* Exercise aim *
Can you repeat the entries below word for word, from the first line through the line containing "data-point-battleground[interactable] [315, 174, 329, 189]", both included?

* Record extracts *
__________________________________________________

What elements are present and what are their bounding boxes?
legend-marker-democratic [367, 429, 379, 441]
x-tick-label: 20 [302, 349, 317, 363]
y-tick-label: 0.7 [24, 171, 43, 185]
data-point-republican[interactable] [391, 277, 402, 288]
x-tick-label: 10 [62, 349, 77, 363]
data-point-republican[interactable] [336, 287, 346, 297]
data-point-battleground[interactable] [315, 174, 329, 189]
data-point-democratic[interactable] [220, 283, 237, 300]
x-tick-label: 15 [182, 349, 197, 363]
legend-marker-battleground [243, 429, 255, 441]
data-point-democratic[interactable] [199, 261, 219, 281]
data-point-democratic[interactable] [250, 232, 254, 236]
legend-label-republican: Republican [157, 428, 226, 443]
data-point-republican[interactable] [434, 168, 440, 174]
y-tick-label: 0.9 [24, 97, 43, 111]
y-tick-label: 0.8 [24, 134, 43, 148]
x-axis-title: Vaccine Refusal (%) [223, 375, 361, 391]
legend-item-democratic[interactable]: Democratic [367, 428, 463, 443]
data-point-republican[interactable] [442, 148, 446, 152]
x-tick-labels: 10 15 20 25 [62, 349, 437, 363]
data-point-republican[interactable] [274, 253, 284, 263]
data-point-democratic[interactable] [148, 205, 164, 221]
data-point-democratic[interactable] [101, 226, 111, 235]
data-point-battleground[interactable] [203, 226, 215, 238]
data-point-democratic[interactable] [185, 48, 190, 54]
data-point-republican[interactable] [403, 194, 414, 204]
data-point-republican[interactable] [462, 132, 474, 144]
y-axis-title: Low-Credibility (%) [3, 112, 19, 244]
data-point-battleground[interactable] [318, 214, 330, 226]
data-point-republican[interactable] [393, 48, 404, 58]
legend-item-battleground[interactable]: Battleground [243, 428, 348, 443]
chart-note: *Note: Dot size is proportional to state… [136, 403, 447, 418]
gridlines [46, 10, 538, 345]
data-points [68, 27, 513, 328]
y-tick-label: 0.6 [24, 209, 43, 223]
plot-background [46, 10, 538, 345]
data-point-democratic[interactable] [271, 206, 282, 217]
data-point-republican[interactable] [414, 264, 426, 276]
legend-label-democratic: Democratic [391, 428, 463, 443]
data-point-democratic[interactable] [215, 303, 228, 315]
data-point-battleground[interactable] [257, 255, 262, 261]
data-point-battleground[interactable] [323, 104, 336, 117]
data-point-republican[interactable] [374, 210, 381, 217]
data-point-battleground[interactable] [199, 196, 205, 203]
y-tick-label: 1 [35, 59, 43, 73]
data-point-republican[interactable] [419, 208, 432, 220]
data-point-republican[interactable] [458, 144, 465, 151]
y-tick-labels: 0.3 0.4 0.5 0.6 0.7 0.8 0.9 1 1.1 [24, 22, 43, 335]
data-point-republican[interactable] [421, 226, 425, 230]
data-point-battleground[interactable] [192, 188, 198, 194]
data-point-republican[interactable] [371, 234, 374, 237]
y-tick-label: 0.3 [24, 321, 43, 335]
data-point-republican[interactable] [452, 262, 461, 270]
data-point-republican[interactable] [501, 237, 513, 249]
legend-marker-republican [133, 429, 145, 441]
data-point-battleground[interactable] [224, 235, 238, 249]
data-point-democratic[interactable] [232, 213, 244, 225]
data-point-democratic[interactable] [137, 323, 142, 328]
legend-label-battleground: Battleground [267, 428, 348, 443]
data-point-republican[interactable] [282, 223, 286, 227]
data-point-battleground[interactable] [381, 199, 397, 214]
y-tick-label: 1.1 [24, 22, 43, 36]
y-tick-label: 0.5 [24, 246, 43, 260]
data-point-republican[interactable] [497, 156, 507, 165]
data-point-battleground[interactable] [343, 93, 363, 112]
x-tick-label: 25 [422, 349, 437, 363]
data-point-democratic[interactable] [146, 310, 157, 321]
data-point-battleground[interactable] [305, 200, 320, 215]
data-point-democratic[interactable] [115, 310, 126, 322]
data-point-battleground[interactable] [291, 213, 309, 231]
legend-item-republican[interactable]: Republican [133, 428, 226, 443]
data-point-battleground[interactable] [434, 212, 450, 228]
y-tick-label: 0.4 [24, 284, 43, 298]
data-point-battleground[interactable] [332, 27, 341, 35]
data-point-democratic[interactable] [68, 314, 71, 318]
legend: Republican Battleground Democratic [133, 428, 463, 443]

__________________________________________________

* Full response *
What elements are present and what are their bounding boxes?
legend-marker-democratic [367, 429, 379, 441]
x-tick-label: 20 [302, 349, 317, 363]
y-tick-label: 0.7 [24, 171, 43, 185]
data-point-republican[interactable] [391, 277, 402, 288]
x-tick-label: 10 [62, 349, 77, 363]
data-point-republican[interactable] [336, 287, 346, 297]
data-point-battleground[interactable] [315, 174, 329, 189]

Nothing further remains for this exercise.